■ TEXT:

==*==

Joel E. Ferris High School (commonly known as Ferris High School) is a four-year public high school in Spokane, Washington, part of Spokane Public Schools. In southeast Spokane's Southgate neighborhood, it was built at a cost of $3,235,861 and opened on September 3, 1963. The school was named in 1961 for Joel E. Ferris (1874-1960), a banker and civic leader in Spokane. Joel Ferris was a member of the Spokane Park Board, Spokane Finch Arboretum Committee, and a number of educational boards and historical societies in eastern Washington.

The school colors are scarlet and silver and the mascot is a Saxon.

The school is also the location of the studios of KSPS-TV, a PBS member station owned by the school board, which serves eastern Washington and surrounding states, as well as enjoying significant viewership in the province of Alberta, Canada.

Beginning in 2005, the school underwent a major redevelopment, designed by NAC Architecture, with nearly the entire campus having been rebuilt. The project took most out of the school district's 320 million dollar project for all schools.

== Sports ==
Ferris competes in WIAA Class 3A and is a member of the Greater Spokane League in District Eight.

===State championships===
Source:
- Boys basketball: 1994, 2007, 2008
- Boys cross country: 1968, 1980, 1981, 2003, 2004, 2005, 2006, 2009
- Girls cross country: 1980, 1991
- Football: 2010
- Boys golf: 1999
- Girls golf: 1995, 1997, 1999, 2000, 2001
- Boys soccer: 1998
- Boys tennis: 1975
- Volleyball: 1997

== Recognition ==
- Bands and Choirs: San Francisco Heritage Festival Sweepstakes Champions 2017
- Bands and Choirs: San Francisco Heritage Festival Sweepstakes Champions 2014
- 4A Lionel Hampton International Jazz Festival Champions 2011
- GRAMMY Signature School for the 1998–99 school year
- Marching Band and Drill Team: 1997 Tournament of Roses Rose Parade
- Newsweek top 1300 high schools in 2008

==Notable alumni==

- Drew Henry (class of 2009): Founder Revival Tea Company
- Connor Halliday (class of 2010): Washington State football quarterback; holds NCAA record for most pass attempts and passing yards in a game
- Ryan Lewis: producer and DJ who performs alongside Macklemore; attended the school for his freshman and sophomore years
- Alex Prugh (class of 2003): professional golfer, Web.com and PGA Tour
- Leonard Christian: member of the Washington House of Representatives
- Jeff Robinson (class of 1988): defensive end, tight end, long snapper for 16 NFL seasons (1993-2009)

==*==

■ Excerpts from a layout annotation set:
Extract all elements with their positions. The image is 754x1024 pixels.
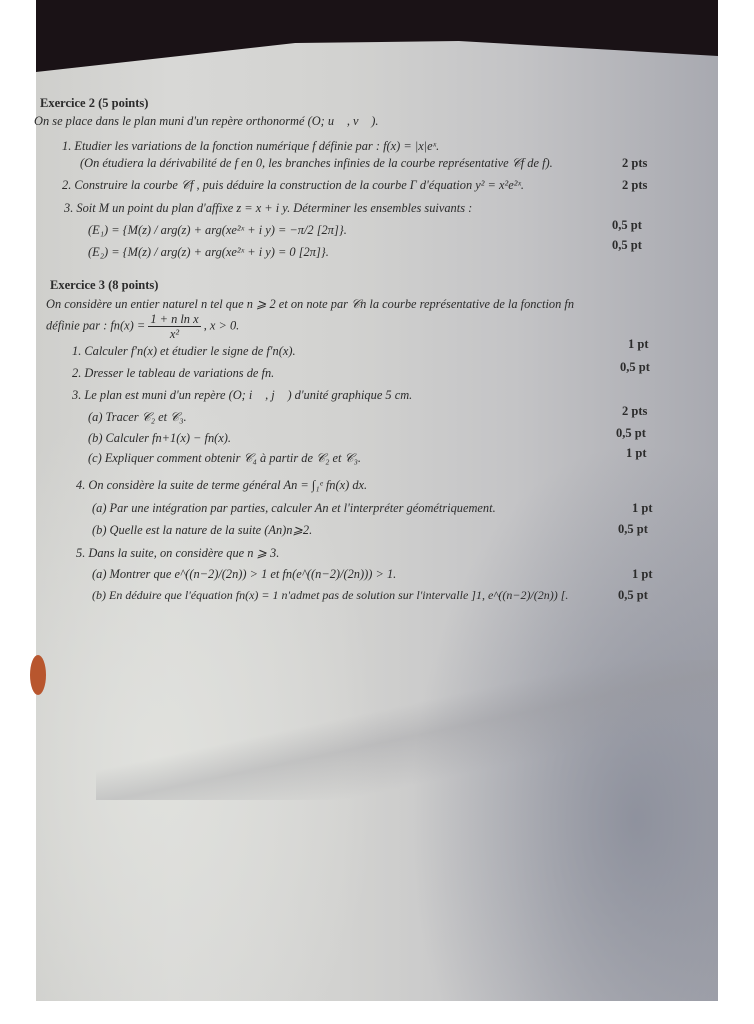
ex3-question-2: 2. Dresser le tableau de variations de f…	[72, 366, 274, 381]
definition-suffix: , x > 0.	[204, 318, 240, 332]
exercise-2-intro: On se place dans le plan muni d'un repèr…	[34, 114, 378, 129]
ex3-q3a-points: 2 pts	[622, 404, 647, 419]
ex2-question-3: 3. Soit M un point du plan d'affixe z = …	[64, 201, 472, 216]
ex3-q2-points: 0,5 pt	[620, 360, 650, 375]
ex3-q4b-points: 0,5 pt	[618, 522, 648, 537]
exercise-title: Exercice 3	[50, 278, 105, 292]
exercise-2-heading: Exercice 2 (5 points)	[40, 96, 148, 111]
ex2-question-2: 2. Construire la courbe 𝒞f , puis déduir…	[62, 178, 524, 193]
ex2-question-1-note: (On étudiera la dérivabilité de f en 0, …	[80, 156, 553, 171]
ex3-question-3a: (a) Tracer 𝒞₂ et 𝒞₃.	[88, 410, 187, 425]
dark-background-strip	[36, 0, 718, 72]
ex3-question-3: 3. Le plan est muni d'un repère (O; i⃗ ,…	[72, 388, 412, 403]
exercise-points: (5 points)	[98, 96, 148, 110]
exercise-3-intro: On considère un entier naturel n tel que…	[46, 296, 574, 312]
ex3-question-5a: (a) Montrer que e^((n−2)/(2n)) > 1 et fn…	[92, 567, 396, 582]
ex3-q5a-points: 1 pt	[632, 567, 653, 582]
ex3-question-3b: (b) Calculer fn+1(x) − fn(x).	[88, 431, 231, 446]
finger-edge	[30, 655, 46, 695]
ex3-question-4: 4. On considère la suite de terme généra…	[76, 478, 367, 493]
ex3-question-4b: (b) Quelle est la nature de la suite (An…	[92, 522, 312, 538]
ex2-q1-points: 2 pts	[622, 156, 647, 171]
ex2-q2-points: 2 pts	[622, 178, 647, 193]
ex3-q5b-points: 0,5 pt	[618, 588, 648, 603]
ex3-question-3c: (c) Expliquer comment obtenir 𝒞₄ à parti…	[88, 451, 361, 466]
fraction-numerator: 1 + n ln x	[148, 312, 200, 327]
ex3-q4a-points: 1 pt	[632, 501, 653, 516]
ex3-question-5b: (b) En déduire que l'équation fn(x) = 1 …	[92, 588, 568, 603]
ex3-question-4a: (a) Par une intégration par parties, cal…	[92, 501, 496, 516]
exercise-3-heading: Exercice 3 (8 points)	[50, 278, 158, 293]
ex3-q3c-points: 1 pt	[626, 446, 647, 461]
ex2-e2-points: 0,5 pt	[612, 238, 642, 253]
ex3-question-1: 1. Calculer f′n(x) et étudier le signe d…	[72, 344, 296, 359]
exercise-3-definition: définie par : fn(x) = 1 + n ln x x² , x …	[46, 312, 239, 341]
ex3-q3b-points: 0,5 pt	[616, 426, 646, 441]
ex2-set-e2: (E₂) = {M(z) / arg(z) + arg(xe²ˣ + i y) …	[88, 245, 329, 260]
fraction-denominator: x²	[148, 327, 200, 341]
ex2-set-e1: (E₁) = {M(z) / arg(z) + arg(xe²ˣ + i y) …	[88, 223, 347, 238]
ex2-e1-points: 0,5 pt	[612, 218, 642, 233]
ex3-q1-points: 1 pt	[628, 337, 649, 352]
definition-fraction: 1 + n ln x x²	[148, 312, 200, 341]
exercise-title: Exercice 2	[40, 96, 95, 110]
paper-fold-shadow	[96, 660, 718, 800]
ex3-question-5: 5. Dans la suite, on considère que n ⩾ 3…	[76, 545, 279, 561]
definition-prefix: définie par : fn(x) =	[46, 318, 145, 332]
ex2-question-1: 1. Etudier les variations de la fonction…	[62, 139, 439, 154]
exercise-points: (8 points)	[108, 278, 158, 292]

==*==

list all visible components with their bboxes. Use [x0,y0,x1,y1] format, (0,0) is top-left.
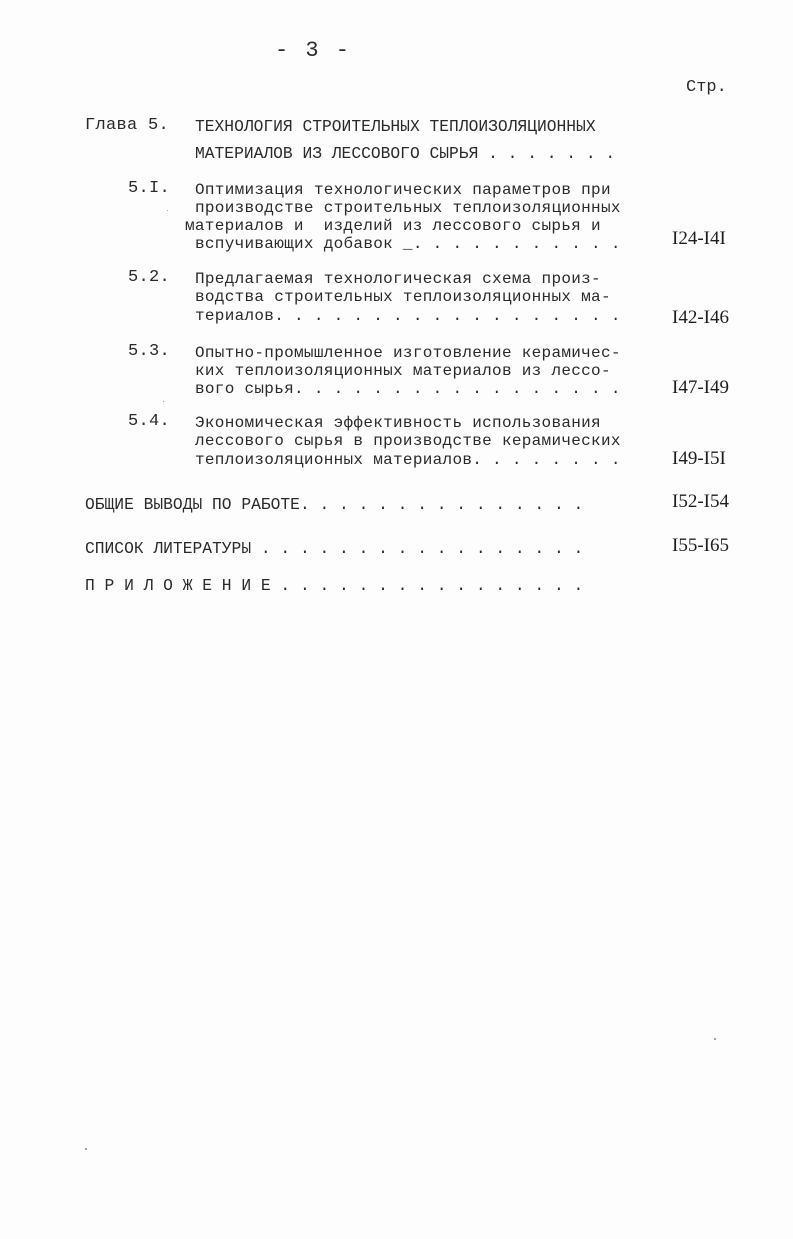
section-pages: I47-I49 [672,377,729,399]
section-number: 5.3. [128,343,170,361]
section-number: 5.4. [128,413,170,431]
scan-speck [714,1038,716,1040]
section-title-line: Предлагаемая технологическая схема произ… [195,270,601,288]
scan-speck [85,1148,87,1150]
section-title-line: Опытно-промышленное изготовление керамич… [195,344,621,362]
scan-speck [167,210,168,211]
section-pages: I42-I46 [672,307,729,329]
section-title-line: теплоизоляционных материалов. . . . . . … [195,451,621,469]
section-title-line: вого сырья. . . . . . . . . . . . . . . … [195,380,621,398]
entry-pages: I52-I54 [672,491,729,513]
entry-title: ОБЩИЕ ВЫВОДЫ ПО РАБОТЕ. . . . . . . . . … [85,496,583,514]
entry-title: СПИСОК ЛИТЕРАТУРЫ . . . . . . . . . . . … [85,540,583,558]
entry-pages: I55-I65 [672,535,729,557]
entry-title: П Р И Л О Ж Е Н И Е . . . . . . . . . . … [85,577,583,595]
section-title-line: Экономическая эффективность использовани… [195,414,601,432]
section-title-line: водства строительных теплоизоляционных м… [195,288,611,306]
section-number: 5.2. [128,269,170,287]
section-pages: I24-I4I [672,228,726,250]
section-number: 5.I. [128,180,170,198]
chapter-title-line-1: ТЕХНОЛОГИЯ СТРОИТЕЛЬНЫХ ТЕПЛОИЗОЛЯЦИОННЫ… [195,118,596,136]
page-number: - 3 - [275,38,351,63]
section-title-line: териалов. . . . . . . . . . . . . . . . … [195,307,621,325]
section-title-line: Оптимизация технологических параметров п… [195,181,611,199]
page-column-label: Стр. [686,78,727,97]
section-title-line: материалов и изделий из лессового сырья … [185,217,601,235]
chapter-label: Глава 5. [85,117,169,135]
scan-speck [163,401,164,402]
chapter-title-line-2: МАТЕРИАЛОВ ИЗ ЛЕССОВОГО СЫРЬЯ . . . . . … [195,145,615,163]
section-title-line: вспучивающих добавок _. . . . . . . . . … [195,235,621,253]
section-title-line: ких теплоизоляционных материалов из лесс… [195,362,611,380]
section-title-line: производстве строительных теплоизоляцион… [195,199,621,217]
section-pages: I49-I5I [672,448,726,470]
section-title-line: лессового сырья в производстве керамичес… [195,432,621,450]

==*==

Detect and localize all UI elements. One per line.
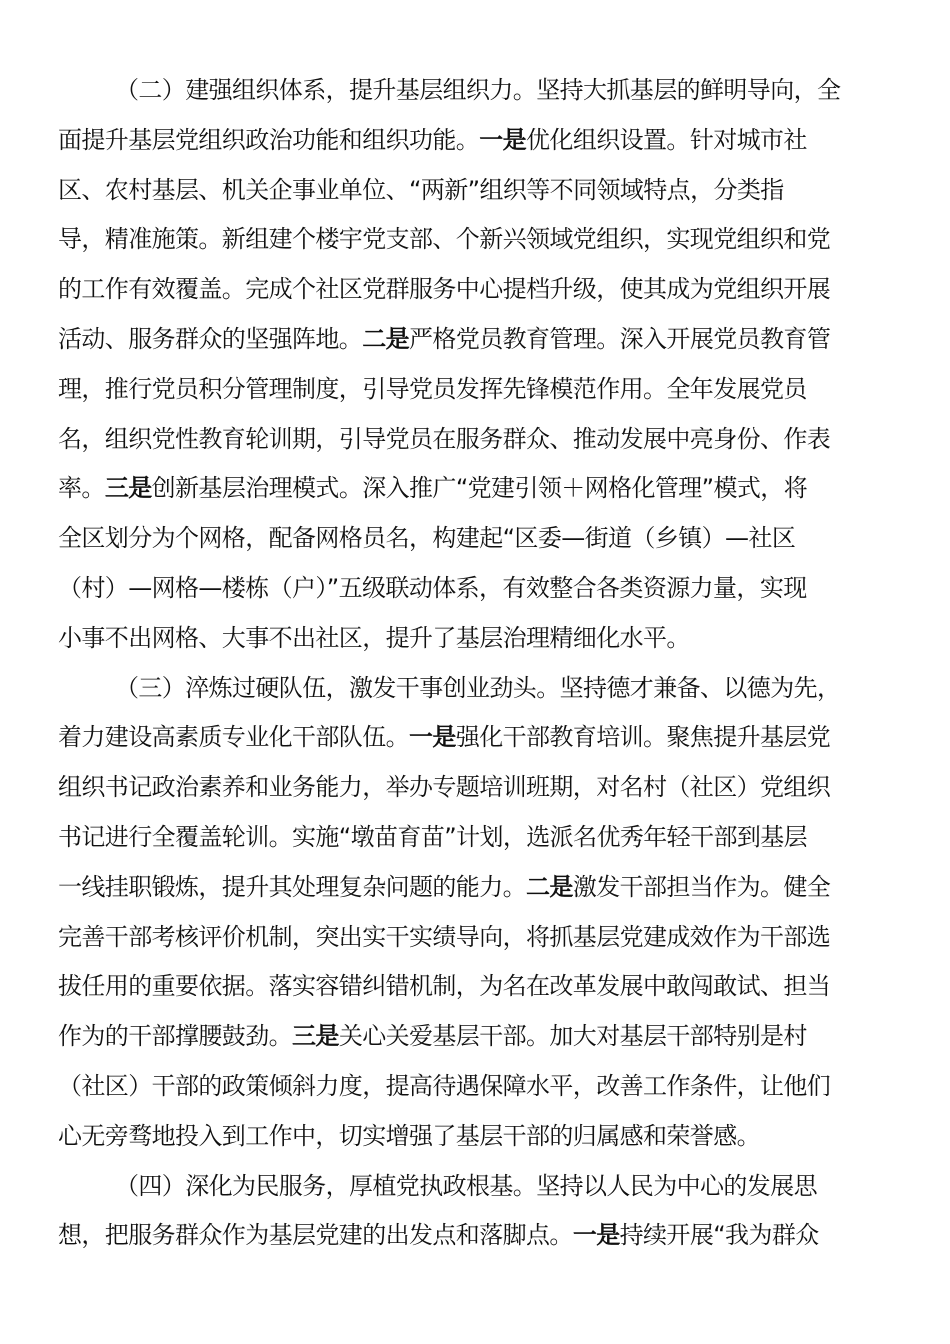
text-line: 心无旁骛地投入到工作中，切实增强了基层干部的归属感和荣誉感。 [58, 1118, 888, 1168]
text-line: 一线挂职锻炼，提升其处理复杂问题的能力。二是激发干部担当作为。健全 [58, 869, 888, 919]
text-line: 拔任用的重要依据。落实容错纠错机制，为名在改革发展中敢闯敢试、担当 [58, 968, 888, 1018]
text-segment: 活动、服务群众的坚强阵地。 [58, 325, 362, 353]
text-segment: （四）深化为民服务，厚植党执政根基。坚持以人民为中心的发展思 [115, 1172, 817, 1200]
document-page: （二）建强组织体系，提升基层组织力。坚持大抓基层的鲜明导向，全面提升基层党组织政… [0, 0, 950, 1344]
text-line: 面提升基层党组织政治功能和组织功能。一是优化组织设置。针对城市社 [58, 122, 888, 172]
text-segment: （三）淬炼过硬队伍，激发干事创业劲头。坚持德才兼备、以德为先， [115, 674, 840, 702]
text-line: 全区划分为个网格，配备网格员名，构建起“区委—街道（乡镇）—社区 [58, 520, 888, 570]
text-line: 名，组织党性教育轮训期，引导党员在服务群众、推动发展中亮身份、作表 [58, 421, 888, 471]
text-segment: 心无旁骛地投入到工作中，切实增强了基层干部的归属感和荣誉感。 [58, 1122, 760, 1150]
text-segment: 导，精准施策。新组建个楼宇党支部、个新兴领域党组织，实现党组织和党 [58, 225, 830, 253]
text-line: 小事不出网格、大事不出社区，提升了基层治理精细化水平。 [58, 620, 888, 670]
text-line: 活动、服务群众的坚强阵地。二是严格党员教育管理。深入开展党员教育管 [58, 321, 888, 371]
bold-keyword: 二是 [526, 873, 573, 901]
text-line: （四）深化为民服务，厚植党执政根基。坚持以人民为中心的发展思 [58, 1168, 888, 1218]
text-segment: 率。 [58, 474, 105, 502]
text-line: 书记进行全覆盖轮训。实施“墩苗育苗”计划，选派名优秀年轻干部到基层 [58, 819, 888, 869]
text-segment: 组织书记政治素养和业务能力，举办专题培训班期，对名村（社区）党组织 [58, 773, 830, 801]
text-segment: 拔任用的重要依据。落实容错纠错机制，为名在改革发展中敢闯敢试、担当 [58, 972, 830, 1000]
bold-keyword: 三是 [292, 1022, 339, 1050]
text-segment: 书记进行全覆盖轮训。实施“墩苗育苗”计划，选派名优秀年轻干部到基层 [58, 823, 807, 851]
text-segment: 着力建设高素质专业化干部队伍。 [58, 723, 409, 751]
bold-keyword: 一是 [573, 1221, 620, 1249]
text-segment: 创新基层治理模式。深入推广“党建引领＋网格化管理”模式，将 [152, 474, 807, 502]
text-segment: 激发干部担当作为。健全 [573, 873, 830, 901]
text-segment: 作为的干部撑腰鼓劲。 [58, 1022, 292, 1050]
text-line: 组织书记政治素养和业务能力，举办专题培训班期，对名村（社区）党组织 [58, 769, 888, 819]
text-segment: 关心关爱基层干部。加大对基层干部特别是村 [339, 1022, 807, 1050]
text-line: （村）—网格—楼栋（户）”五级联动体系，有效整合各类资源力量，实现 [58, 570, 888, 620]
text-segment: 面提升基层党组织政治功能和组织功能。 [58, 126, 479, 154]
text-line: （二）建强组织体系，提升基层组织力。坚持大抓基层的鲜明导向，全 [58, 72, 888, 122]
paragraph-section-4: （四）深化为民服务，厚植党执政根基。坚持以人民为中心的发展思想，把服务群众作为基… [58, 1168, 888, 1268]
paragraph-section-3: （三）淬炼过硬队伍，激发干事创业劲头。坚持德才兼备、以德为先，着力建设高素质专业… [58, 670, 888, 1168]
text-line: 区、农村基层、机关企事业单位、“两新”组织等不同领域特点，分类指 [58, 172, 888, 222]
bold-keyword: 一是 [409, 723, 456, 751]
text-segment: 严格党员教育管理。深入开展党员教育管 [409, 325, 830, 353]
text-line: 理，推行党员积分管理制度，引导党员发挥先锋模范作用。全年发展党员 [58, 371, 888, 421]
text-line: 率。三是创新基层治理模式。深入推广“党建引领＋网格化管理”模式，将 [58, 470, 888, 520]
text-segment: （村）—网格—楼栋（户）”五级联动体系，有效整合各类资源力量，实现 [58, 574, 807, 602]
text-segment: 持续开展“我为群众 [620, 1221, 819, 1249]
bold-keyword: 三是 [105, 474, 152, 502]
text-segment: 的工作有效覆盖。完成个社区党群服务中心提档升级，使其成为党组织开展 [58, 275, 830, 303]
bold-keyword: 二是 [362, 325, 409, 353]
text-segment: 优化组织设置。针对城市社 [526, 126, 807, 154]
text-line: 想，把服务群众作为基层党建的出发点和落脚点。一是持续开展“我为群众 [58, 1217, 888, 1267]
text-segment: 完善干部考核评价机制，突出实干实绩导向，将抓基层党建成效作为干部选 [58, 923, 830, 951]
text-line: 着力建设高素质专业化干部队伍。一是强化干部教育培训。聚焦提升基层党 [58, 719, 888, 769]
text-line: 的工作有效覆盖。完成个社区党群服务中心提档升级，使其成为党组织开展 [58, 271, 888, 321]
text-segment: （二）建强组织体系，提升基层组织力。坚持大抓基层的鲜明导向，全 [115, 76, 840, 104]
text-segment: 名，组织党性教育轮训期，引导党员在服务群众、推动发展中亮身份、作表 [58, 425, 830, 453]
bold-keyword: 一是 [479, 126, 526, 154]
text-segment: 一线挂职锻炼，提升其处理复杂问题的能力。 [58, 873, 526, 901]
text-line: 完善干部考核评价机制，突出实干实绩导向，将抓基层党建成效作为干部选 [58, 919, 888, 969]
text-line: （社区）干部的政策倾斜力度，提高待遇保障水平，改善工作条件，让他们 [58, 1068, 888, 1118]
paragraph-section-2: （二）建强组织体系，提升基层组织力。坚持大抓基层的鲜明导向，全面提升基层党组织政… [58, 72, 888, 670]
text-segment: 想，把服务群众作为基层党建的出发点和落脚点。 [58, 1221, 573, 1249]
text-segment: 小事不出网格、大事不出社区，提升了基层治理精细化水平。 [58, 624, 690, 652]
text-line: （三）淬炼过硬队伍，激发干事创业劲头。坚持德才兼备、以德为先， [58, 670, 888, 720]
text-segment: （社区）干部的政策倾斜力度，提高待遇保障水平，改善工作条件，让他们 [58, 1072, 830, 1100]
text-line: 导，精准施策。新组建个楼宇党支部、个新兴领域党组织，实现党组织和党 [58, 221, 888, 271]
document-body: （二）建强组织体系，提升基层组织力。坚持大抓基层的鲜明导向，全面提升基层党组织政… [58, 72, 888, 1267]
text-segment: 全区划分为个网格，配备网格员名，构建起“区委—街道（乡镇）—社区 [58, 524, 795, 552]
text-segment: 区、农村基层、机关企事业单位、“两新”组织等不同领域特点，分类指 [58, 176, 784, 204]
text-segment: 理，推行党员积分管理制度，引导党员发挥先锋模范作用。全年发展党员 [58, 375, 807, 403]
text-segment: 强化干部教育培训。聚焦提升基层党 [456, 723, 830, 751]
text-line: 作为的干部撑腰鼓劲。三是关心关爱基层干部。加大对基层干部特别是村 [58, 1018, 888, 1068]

==*==

■ WHAT YOU ARE ASKED TO DO:
Answer these about the Ferris High School text:
(a) What are the school colors?
(b) In what year did Ferris win a state championship in football?
(c) Which firm designed the redevelopment that began in 2005?
You won't need the data here.

■ RESULT OF THE TASK:
(a) Scarlet and silver
(b) 2010
(c) NAC Architecture